#### Task details:
Copy every line with the string "NOAA" in it.

#### Saved entries:
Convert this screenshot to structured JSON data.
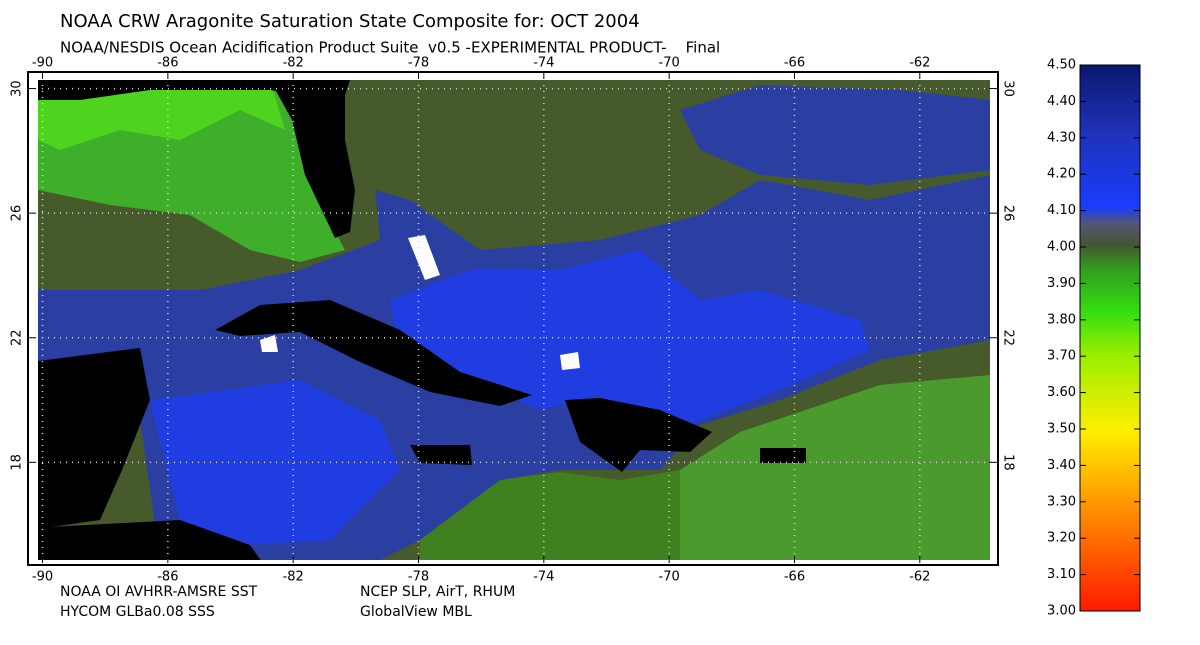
{
  "map": {
    "title": "NOAA CRW Aragonite Saturation State Composite for: OCT 2004",
    "subtitle": "NOAA/NESDIS Ocean Acidification Product Suite  v0.5 -EXPERIMENTAL PRODUCT-    Final",
    "xlim": [
      -90.4,
      -59.6
    ],
    "ylim": [
      14.8,
      30.5
    ],
    "xticks": [
      -90,
      -86,
      -82,
      -78,
      -74,
      -70,
      -66,
      -62
    ],
    "yticks": [
      18,
      22,
      26,
      30
    ],
    "grid": true,
    "footer": [
      [
        "NOAA OI AVHRR-AMSRE SST",
        "NCEP SLP, AirT, RHUM"
      ],
      [
        "HYCOM GLBa0.08 SSS",
        "GlobalView MBL"
      ]
    ],
    "colorbar": {
      "lim": [
        3.0,
        4.5
      ],
      "ticks": [
        {
          "value": 3.0,
          "label": "3.00"
        },
        {
          "value": 3.1,
          "label": "3.10"
        },
        {
          "value": 3.2,
          "label": "3.20"
        },
        {
          "value": 3.3,
          "label": "3.30"
        },
        {
          "value": 3.4,
          "label": "3.40"
        },
        {
          "value": 3.5,
          "label": "3.50"
        },
        {
          "value": 3.6,
          "label": "3.60"
        },
        {
          "value": 3.7,
          "label": "3.70"
        },
        {
          "value": 3.8,
          "label": "3.80"
        },
        {
          "value": 3.9,
          "label": "3.90"
        },
        {
          "value": 4.0,
          "label": "4.00"
        },
        {
          "value": 4.1,
          "label": "4.10"
        },
        {
          "value": 4.2,
          "label": "4.20"
        },
        {
          "value": 4.3,
          "label": "4.30"
        },
        {
          "value": 4.4,
          "label": "4.40"
        },
        {
          "value": 4.5,
          "label": "4.50"
        }
      ]
    }
  }
}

#### Response:
    "title": "NOAA CRW Aragonite Saturation State Composite for: OCT 2004",
    "subtitle": "NOAA/NESDIS Ocean Acidification Product Suite  v0.5 -EXPERIMENTAL PRODUCT-    Final",
        "NOAA OI AVHRR-AMSRE SST",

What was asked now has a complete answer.